### Goal of the exercise:
Write out the material exactly. Do not include the pictures.

··· Supplied material

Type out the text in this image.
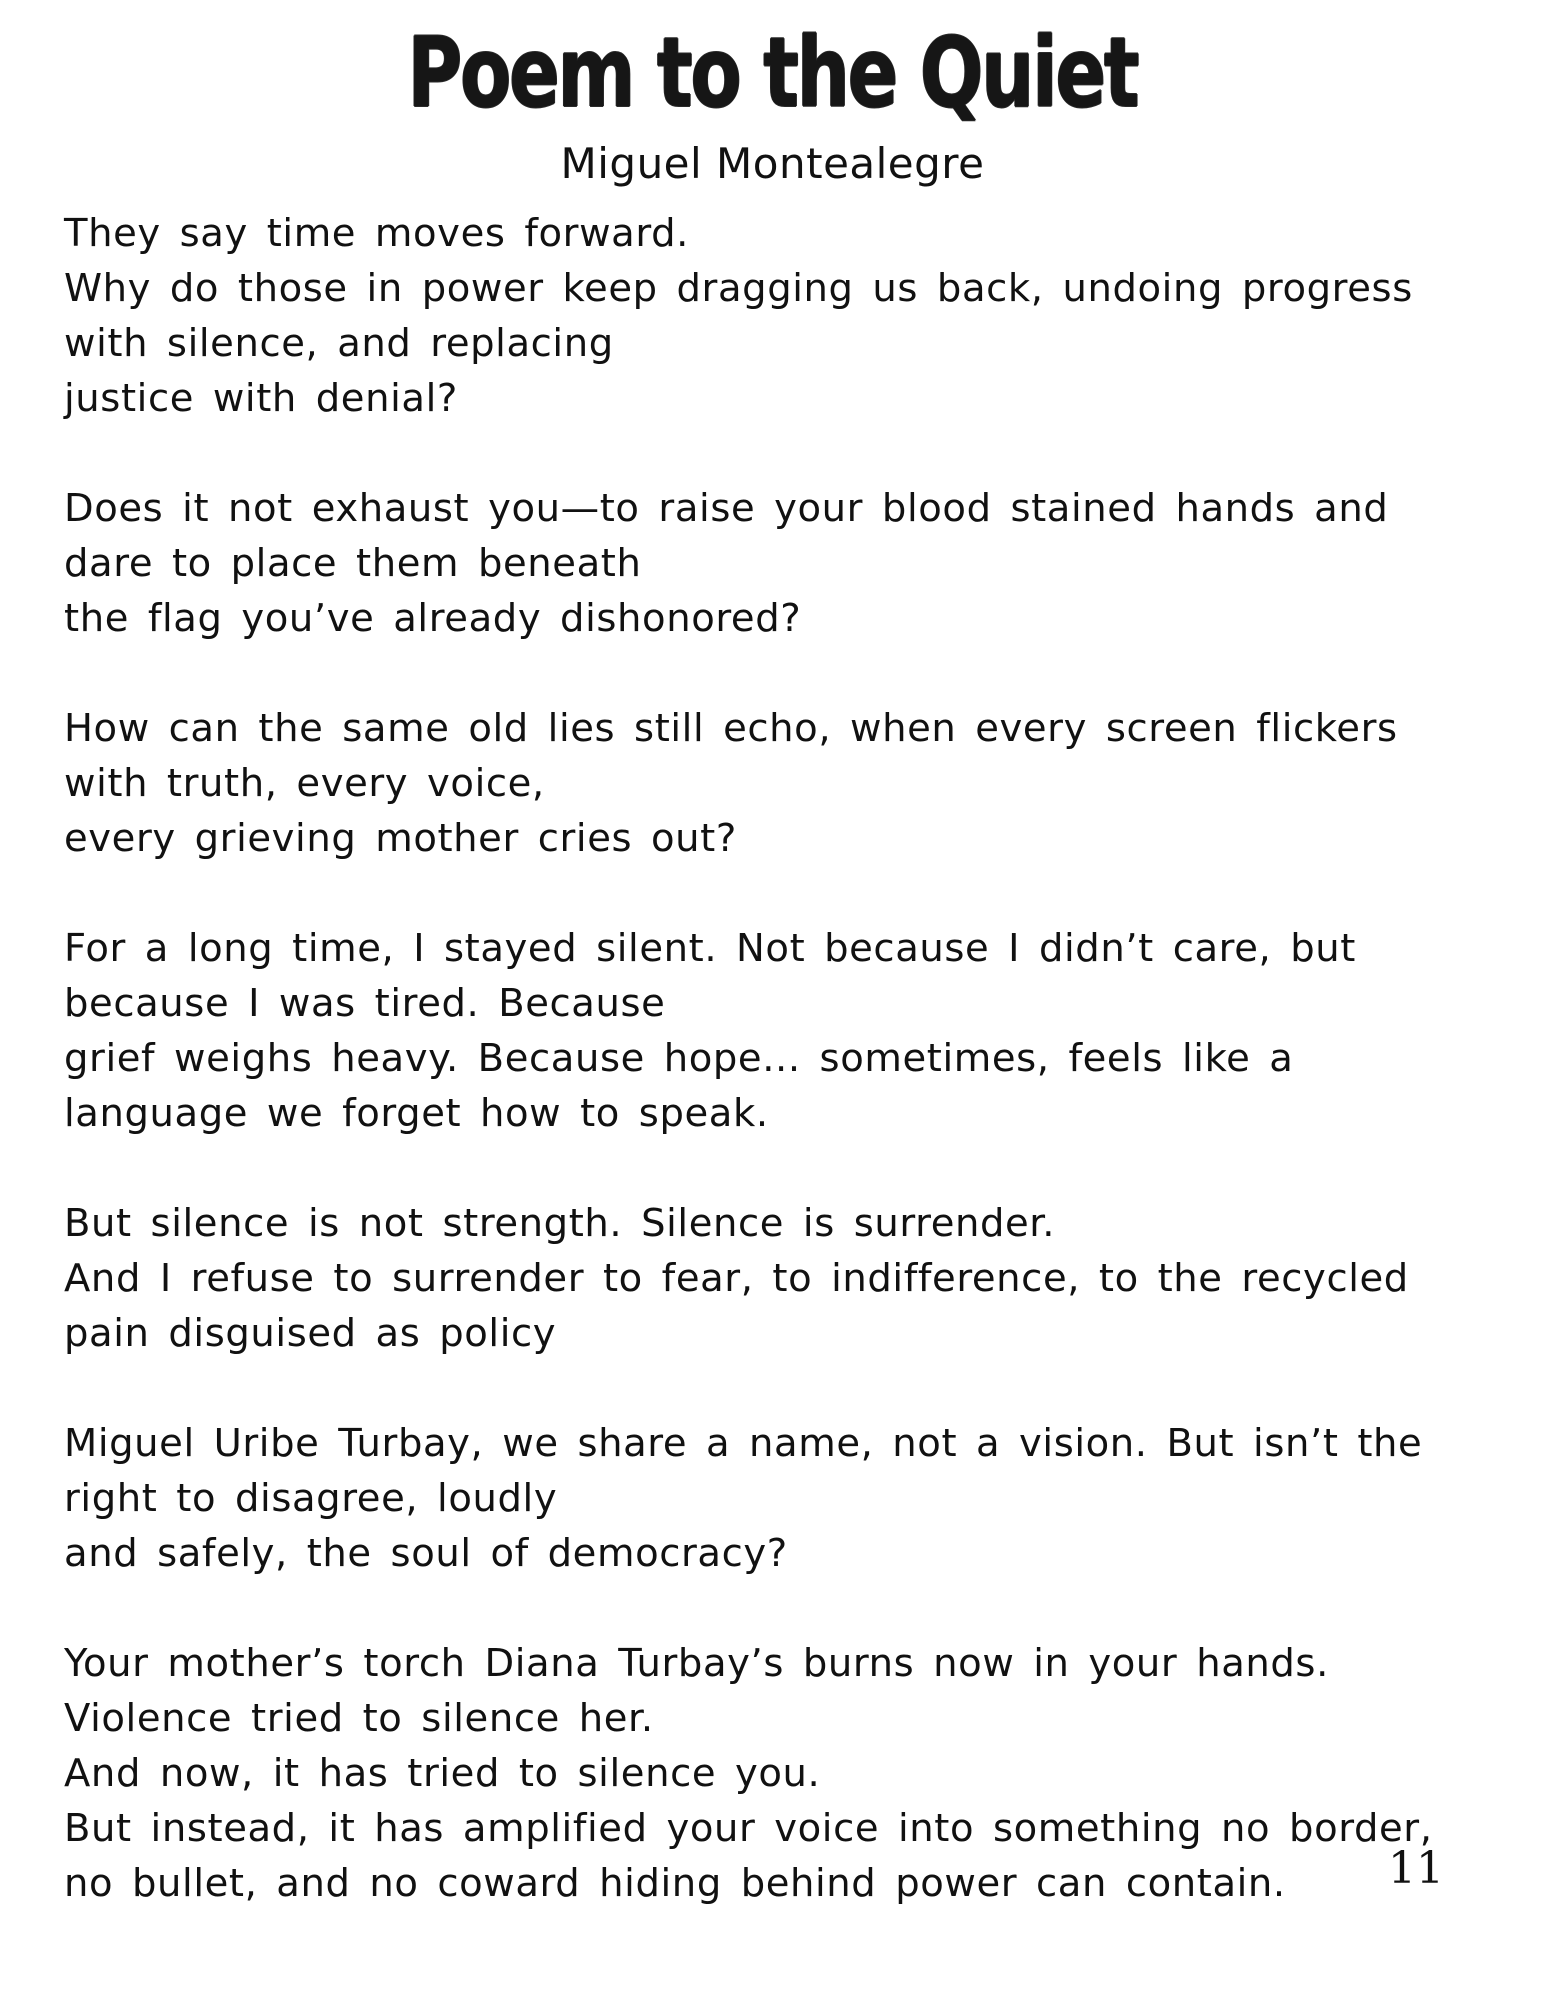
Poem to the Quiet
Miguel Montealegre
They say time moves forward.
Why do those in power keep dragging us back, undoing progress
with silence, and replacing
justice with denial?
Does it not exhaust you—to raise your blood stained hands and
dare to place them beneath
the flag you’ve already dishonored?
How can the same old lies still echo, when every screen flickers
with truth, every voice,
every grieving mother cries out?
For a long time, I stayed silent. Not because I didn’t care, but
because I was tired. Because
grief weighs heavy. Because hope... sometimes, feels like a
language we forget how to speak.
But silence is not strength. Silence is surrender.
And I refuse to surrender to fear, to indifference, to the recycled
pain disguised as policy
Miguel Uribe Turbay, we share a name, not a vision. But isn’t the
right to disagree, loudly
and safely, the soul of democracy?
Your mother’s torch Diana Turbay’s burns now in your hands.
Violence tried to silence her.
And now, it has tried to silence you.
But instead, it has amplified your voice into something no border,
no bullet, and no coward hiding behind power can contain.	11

······

### Output below:
Type out the text in this image.
Poem to the Quiet
Miguel Montealegre
They say time moves forward.
Why do those in power keep dragging us back, undoing progress
with silence, and replacing
justice with denial?
Does it not exhaust you—to raise your blood stained hands and
dare to place them beneath
the flag you’ve already dishonored?
How can the same old lies still echo, when every screen flickers
with truth, every voice,
every grieving mother cries out?
For a long time, I stayed silent. Not because I didn’t care, but
because I was tired. Because
grief weighs heavy. Because hope... sometimes, feels like a
language we forget how to speak.
But silence is not strength. Silence is surrender.
And I refuse to surrender to fear, to indifference, to the recycled
pain disguised as policy
Miguel Uribe Turbay, we share a name, not a vision. But isn’t the
right to disagree, loudly
and safely, the soul of democracy?
Your mother’s torch Diana Turbay’s burns now in your hands.
Violence tried to silence her.
And now, it has tried to silence you.
But instead, it has amplified your voice into something no border,
no bullet, and no coward hiding behind power can contain.	11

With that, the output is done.